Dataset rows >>
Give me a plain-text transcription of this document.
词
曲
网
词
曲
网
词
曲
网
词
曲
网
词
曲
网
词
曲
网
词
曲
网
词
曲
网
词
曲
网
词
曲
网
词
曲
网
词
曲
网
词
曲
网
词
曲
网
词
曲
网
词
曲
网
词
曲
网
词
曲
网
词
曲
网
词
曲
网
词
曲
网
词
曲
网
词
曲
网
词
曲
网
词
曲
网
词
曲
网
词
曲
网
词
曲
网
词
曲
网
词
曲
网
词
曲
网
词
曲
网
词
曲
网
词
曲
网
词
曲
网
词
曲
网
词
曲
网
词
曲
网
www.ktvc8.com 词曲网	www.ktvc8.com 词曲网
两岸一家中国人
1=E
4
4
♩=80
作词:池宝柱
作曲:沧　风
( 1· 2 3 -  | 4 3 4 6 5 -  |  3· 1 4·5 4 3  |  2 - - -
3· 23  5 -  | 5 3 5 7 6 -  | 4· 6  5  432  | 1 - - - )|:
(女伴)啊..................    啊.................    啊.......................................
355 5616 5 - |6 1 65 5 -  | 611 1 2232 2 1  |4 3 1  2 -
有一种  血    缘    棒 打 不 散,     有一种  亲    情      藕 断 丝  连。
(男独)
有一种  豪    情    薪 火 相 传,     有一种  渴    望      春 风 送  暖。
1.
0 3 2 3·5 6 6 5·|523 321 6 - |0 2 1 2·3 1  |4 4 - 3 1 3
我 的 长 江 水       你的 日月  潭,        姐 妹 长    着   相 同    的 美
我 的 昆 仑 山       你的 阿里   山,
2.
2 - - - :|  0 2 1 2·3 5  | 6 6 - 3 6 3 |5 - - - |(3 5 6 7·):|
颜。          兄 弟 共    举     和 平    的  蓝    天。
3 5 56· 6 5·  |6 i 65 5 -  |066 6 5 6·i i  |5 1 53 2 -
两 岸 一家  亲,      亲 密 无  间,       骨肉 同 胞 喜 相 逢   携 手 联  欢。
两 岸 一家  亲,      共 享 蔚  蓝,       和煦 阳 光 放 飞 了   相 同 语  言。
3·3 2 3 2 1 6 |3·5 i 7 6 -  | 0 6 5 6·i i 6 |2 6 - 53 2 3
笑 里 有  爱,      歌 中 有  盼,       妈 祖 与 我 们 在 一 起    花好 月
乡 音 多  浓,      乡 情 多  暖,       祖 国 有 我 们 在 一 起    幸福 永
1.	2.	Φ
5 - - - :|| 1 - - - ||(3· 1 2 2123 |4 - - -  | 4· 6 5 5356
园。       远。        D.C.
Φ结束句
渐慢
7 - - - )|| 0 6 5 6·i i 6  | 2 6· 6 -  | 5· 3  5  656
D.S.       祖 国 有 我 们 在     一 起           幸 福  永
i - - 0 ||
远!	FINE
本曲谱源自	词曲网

Task statement >> Send back each record exactly as it stands.

Written answer >>
Give me a plain-text transcription of this document.
词
曲
网
词
曲
网
词
曲
网
词
曲
网
词
曲
网
词
曲
网
词
曲
网
词
曲
网
词
曲
网
词
曲
网
词
曲
网
词
曲
网
词
曲
网
词
曲
网
词
曲
网
词
曲
网
词
曲
网
词
曲
网
词
曲
网
词
曲
网
词
曲
网
词
曲
网
词
曲
网
词
曲
网
词
曲
网
词
曲
网
词
曲
网
词
曲
网
词
曲
网
词
曲
网
词
曲
网
词
曲
网
词
曲
网
词
曲
网
词
曲
网
词
曲
网
词
曲
网
词
曲
网
www.ktvc8.com 词曲网	www.ktvc8.com 词曲网
两岸一家中国人
1=E
4
4
♩=80
作词:池宝柱
作曲:沧　风
( 1· 2 3 -  | 4 3 4 6 5 -  |  3· 1 4·5 4 3  |  2 - - -
3· 23  5 -  | 5 3 5 7 6 -  | 4· 6  5  432  | 1 - - - )|:
(女伴)啊..................    啊.................    啊.......................................
355 5616 5 - |6 1 65 5 -  | 611 1 2232 2 1  |4 3 1  2 -
有一种  血    缘    棒 打 不 散,     有一种  亲    情      藕 断 丝  连。
(男独)
有一种  豪    情    薪 火 相 传,     有一种  渴    望      春 风 送  暖。
1.
0 3 2 3·5 6 6 5·|523 321 6 - |0 2 1 2·3 1  |4 4 - 3 1 3
我 的 长 江 水       你的 日月  潭,        姐 妹 长    着   相 同    的 美
我 的 昆 仑 山       你的 阿里   山,
2.
2 - - - :|  0 2 1 2·3 5  | 6 6 - 3 6 3 |5 - - - |(3 5 6 7·):|
颜。          兄 弟 共    举     和 平    的  蓝    天。
3 5 56· 6 5·  |6 i 65 5 -  |066 6 5 6·i i  |5 1 53 2 -
两 岸 一家  亲,      亲 密 无  间,       骨肉 同 胞 喜 相 逢   携 手 联  欢。
两 岸 一家  亲,      共 享 蔚  蓝,       和煦 阳 光 放 飞 了   相 同 语  言。
3·3 2 3 2 1 6 |3·5 i 7 6 -  | 0 6 5 6·i i 6 |2 6 - 53 2 3
笑 里 有  爱,      歌 中 有  盼,       妈 祖 与 我 们 在 一 起    花好 月
乡 音 多  浓,      乡 情 多  暖,       祖 国 有 我 们 在 一 起    幸福 永
1.	2.	Φ
5 - - - :|| 1 - - - ||(3· 1 2 2123 |4 - - -  | 4· 6 5 5356
园。       远。        D.C.
Φ结束句
渐慢
7 - - - )|| 0 6 5 6·i i 6  | 2 6· 6 -  | 5· 3  5  656
D.S.       祖 国 有 我 们 在     一 起           幸 福  永
i - - 0 ||
远!	FINE
本曲谱源自	词曲网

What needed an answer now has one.